[Start]
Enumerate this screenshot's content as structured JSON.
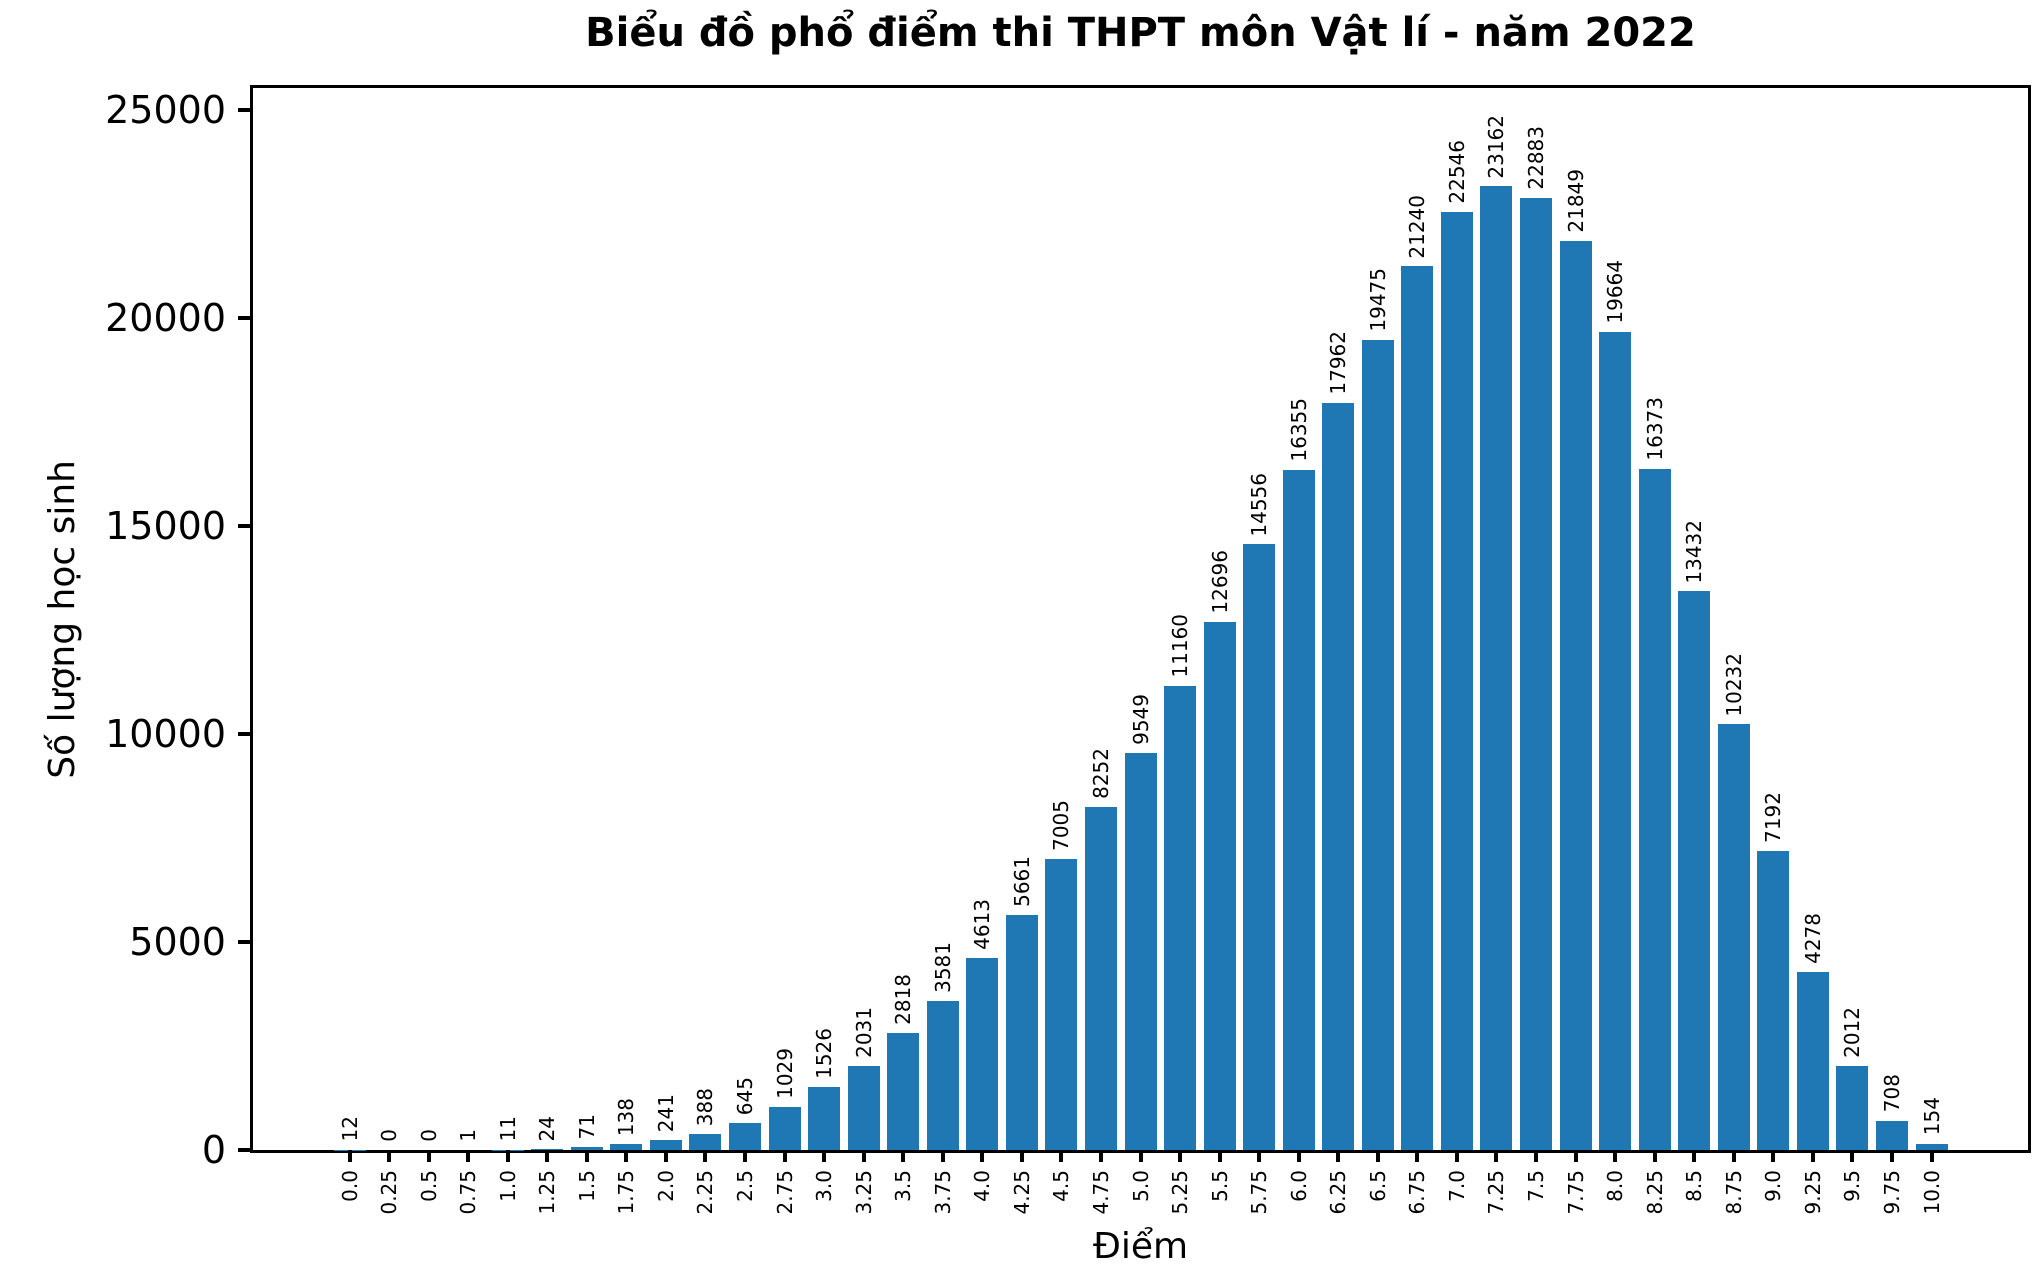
{
  "chart_data": {
    "type": "bar",
    "title": "Biểu đồ phổ điểm thi THPT môn Vật lí - năm 2022",
    "xlabel": "Điểm",
    "ylabel": "Số lượng học sinh",
    "categories": [
      "0.0",
      "0.25",
      "0.5",
      "0.75",
      "1.0",
      "1.25",
      "1.5",
      "1.75",
      "2.0",
      "2.25",
      "2.5",
      "2.75",
      "3.0",
      "3.25",
      "3.5",
      "3.75",
      "4.0",
      "4.25",
      "4.5",
      "4.75",
      "5.0",
      "5.25",
      "5.5",
      "5.75",
      "6.0",
      "6.25",
      "6.5",
      "6.75",
      "7.0",
      "7.25",
      "7.5",
      "7.75",
      "8.0",
      "8.25",
      "8.5",
      "8.75",
      "9.0",
      "9.25",
      "9.5",
      "9.75",
      "10.0"
    ],
    "values": [
      12,
      0,
      0,
      1,
      11,
      24,
      71,
      138,
      241,
      388,
      645,
      1029,
      1526,
      2031,
      2818,
      3581,
      4613,
      5661,
      7005,
      8252,
      9549,
      11160,
      12696,
      14556,
      16355,
      17962,
      19475,
      21240,
      22546,
      23162,
      22883,
      21849,
      19664,
      16373,
      13432,
      10232,
      7192,
      4278,
      2012,
      708,
      154
    ],
    "yticks": [
      0,
      5000,
      10000,
      15000,
      20000,
      25000
    ],
    "ylim": [
      0,
      25528
    ],
    "bar_color": "#1f77b4",
    "axis_color": "#000000",
    "background_color": "#ffffff",
    "grid": false,
    "legend": null,
    "value_label_rotation": 90,
    "xtick_rotation": 90
  }
}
[End]
Write out all the entries exactly, except for the pictures.

■ Answer to this problem:
Enumerate this screenshot's content as structured JSON.
{
  "chart_data": {
    "type": "bar",
    "title": "Biểu đồ phổ điểm thi THPT môn Vật lí - năm 2022",
    "xlabel": "Điểm",
    "ylabel": "Số lượng học sinh",
    "categories": [
      "0.0",
      "0.25",
      "0.5",
      "0.75",
      "1.0",
      "1.25",
      "1.5",
      "1.75",
      "2.0",
      "2.25",
      "2.5",
      "2.75",
      "3.0",
      "3.25",
      "3.5",
      "3.75",
      "4.0",
      "4.25",
      "4.5",
      "4.75",
      "5.0",
      "5.25",
      "5.5",
      "5.75",
      "6.0",
      "6.25",
      "6.5",
      "6.75",
      "7.0",
      "7.25",
      "7.5",
      "7.75",
      "8.0",
      "8.25",
      "8.5",
      "8.75",
      "9.0",
      "9.25",
      "9.5",
      "9.75",
      "10.0"
    ],
    "values": [
      12,
      0,
      0,
      1,
      11,
      24,
      71,
      138,
      241,
      388,
      645,
      1029,
      1526,
      2031,
      2818,
      3581,
      4613,
      5661,
      7005,
      8252,
      9549,
      11160,
      12696,
      14556,
      16355,
      17962,
      19475,
      21240,
      22546,
      23162,
      22883,
      21849,
      19664,
      16373,
      13432,
      10232,
      7192,
      4278,
      2012,
      708,
      154
    ],
    "yticks": [
      0,
      5000,
      10000,
      15000,
      20000,
      25000
    ],
    "ylim": [
      0,
      25528
    ],
    "bar_color": "#1f77b4",
    "axis_color": "#000000",
    "background_color": "#ffffff",
    "grid": false,
    "legend": null,
    "value_label_rotation": 90,
    "xtick_rotation": 90
  }
}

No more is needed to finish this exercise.